Task:
Give an exact copy of every line, leaving images out.

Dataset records

★ ★ ★ ★ ★

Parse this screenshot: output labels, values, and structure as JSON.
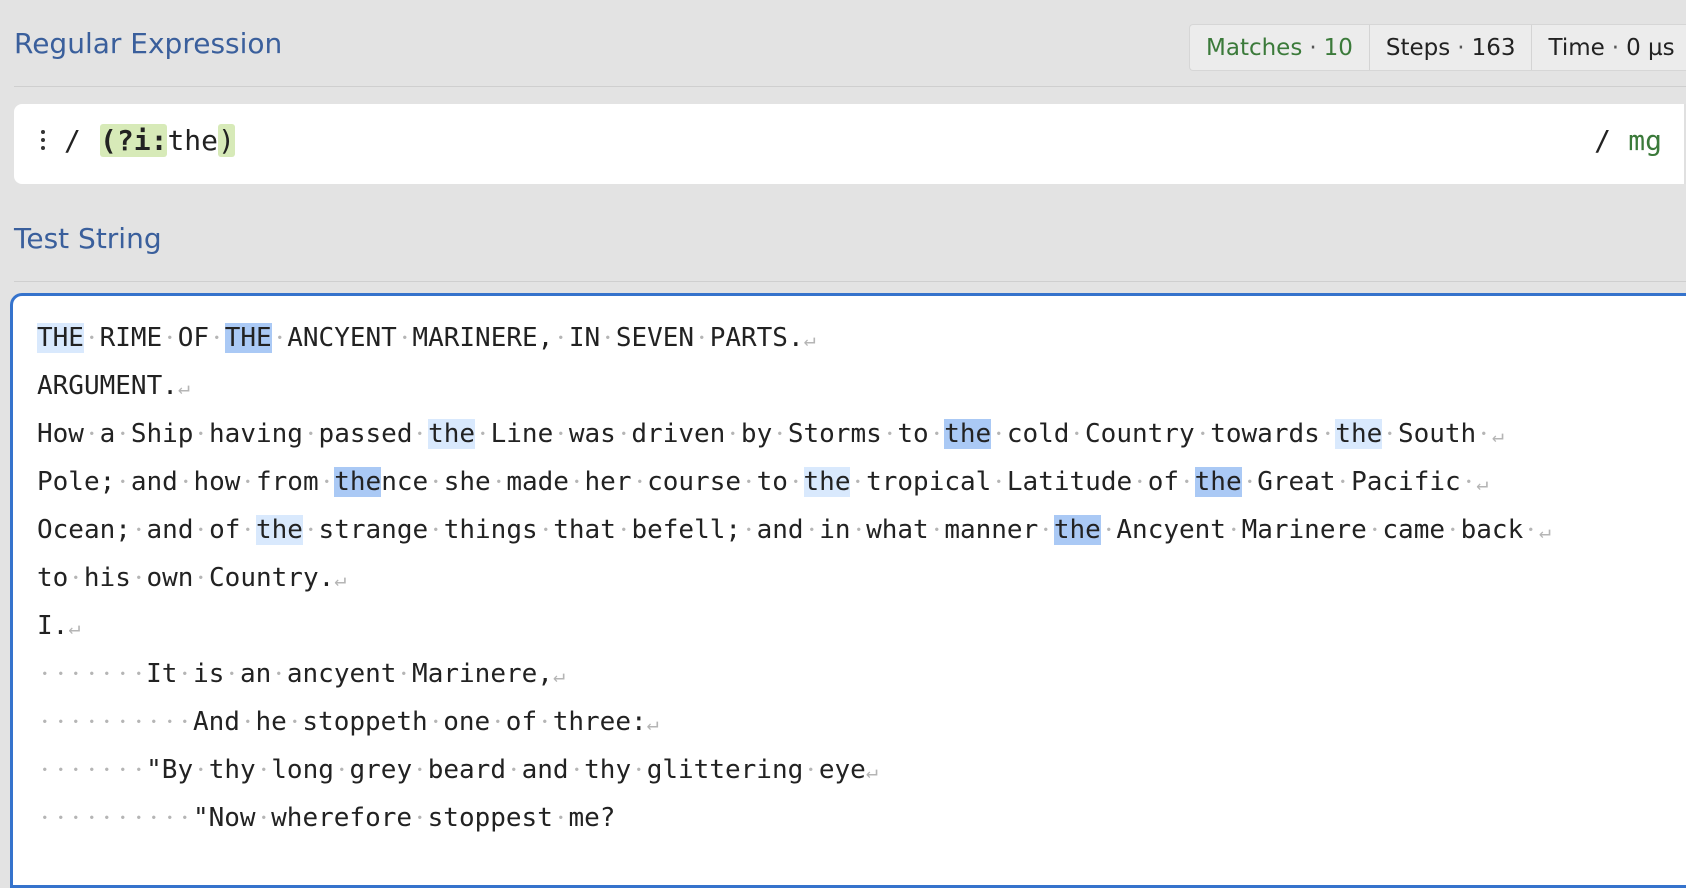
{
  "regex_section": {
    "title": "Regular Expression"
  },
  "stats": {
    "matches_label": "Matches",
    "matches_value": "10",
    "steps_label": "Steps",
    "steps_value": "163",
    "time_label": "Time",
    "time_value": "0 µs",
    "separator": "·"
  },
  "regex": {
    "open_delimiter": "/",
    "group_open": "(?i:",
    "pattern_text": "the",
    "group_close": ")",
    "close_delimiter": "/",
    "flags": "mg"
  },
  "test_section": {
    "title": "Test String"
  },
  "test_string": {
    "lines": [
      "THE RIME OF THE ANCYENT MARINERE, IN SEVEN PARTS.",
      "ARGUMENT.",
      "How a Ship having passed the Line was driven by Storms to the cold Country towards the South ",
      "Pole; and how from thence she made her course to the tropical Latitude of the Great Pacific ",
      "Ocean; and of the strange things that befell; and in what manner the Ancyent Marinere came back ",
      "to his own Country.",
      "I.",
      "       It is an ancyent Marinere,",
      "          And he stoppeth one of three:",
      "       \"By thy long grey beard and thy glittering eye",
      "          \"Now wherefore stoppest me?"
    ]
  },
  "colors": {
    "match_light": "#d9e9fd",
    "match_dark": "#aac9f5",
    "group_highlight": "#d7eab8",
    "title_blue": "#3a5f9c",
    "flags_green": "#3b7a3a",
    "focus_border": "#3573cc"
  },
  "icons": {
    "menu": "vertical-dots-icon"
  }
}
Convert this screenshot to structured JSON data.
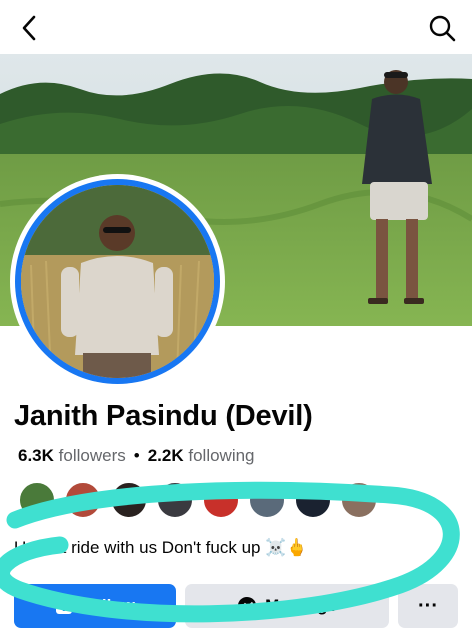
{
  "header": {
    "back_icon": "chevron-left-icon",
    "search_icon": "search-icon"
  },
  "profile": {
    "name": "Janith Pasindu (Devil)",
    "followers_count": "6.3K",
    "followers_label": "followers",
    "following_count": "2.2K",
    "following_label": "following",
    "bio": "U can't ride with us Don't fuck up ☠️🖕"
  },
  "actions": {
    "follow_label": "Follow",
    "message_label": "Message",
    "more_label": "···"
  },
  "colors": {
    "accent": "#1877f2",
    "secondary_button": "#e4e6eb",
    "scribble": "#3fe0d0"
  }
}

★ ★ ★ ★ ★

Exercise answer:
Parse this screenshot: output labels, values, and structure as JSON.
{
  "regex_section": {
    "title": "Regular Expression"
  },
  "stats": {
    "matches_label": "Matches",
    "matches_value": "10",
    "steps_label": "Steps",
    "steps_value": "163",
    "time_label": "Time",
    "time_value": "0 µs",
    "separator": "·"
  },
  "regex": {
    "open_delimiter": "/",
    "group_open": "(?i:",
    "pattern_text": "the",
    "group_close": ")",
    "close_delimiter": "/",
    "flags": "mg"
  },
  "test_section": {
    "title": "Test String"
  },
  "test_string": {
    "lines": [
      "THE RIME OF THE ANCYENT MARINERE, IN SEVEN PARTS.",
      "ARGUMENT.",
      "How a Ship having passed the Line was driven by Storms to the cold Country towards the South ",
      "Pole; and how from thence she made her course to the tropical Latitude of the Great Pacific ",
      "Ocean; and of the strange things that befell; and in what manner the Ancyent Marinere came back ",
      "to his own Country.",
      "I.",
      "       It is an ancyent Marinere,",
      "          And he stoppeth one of three:",
      "       \"By thy long grey beard and thy glittering eye",
      "          \"Now wherefore stoppest me?"
    ]
  },
  "colors": {
    "match_light": "#d9e9fd",
    "match_dark": "#aac9f5",
    "group_highlight": "#d7eab8",
    "title_blue": "#3a5f9c",
    "flags_green": "#3b7a3a",
    "focus_border": "#3573cc"
  },
  "icons": {
    "menu": "vertical-dots-icon"
  }
}
Convert this screenshot to structured JSON data.
{
  "header": {
    "back_icon": "chevron-left-icon",
    "search_icon": "search-icon"
  },
  "profile": {
    "name": "Janith Pasindu (Devil)",
    "followers_count": "6.3K",
    "followers_label": "followers",
    "following_count": "2.2K",
    "following_label": "following",
    "bio": "U can't ride with us Don't fuck up ☠️🖕"
  },
  "actions": {
    "follow_label": "Follow",
    "message_label": "Message",
    "more_label": "···"
  },
  "colors": {
    "accent": "#1877f2",
    "secondary_button": "#e4e6eb",
    "scribble": "#3fe0d0"
  }
}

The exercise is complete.